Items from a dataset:
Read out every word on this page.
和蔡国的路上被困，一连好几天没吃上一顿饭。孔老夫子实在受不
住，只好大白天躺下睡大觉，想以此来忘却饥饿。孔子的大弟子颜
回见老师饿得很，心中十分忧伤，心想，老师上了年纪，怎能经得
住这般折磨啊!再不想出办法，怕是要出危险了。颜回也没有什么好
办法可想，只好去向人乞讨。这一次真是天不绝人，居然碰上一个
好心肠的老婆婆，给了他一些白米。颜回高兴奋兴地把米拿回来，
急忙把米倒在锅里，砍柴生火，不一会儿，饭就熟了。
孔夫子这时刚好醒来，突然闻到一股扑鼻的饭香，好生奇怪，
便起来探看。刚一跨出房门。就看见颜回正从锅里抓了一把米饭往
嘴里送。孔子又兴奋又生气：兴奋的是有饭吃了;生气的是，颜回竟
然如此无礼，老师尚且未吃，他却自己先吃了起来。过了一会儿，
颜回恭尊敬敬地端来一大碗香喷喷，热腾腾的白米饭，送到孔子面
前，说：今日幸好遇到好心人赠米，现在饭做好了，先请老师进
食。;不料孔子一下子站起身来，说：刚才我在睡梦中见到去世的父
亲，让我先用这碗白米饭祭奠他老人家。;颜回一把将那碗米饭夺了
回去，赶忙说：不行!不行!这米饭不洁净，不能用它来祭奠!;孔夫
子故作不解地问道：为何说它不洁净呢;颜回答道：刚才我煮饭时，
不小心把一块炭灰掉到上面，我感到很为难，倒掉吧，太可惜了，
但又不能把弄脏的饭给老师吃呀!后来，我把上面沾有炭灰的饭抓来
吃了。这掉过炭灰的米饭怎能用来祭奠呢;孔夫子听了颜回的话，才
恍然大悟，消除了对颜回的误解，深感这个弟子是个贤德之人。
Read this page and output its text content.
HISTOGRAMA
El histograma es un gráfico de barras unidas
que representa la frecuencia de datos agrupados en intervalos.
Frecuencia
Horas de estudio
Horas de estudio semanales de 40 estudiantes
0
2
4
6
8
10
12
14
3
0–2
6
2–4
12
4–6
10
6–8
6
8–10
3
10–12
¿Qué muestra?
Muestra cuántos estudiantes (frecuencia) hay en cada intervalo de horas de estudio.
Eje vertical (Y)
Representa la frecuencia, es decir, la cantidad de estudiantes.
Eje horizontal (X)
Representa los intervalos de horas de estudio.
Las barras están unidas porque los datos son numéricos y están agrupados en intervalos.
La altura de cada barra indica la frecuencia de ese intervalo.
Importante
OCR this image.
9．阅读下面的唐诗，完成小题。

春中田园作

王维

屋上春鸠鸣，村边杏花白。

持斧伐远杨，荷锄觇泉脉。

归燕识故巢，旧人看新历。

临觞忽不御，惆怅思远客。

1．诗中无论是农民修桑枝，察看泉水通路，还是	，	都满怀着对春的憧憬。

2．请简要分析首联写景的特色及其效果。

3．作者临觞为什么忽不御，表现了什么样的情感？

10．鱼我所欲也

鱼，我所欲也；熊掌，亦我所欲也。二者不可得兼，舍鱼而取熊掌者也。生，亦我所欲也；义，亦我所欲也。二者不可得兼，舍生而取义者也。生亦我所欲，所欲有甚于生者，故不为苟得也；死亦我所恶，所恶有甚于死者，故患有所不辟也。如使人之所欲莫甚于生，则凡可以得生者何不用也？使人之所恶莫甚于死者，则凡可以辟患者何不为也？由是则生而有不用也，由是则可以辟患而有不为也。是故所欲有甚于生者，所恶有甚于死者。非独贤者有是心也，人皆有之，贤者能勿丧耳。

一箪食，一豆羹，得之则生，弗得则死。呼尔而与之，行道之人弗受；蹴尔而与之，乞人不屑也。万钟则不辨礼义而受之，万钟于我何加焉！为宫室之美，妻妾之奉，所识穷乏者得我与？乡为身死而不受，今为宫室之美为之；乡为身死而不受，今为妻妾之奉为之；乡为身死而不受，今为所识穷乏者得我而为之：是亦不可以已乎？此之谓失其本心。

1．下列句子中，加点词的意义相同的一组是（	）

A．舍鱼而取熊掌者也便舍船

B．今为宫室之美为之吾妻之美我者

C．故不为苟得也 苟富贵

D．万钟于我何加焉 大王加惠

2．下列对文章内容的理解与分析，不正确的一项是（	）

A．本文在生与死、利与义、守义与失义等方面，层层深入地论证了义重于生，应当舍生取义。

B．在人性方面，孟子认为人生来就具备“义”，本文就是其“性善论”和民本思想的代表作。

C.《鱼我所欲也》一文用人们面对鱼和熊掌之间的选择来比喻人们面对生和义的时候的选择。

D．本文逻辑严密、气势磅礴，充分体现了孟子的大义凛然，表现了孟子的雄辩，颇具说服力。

● Exercise task:
From the data above, gather every line that includes the word "datos".

● Exercise solution:
que representa la frecuencia de datos agrupados en intervalos.
Las barras están unidas porque los datos son numéricos y están agrupados en intervalos.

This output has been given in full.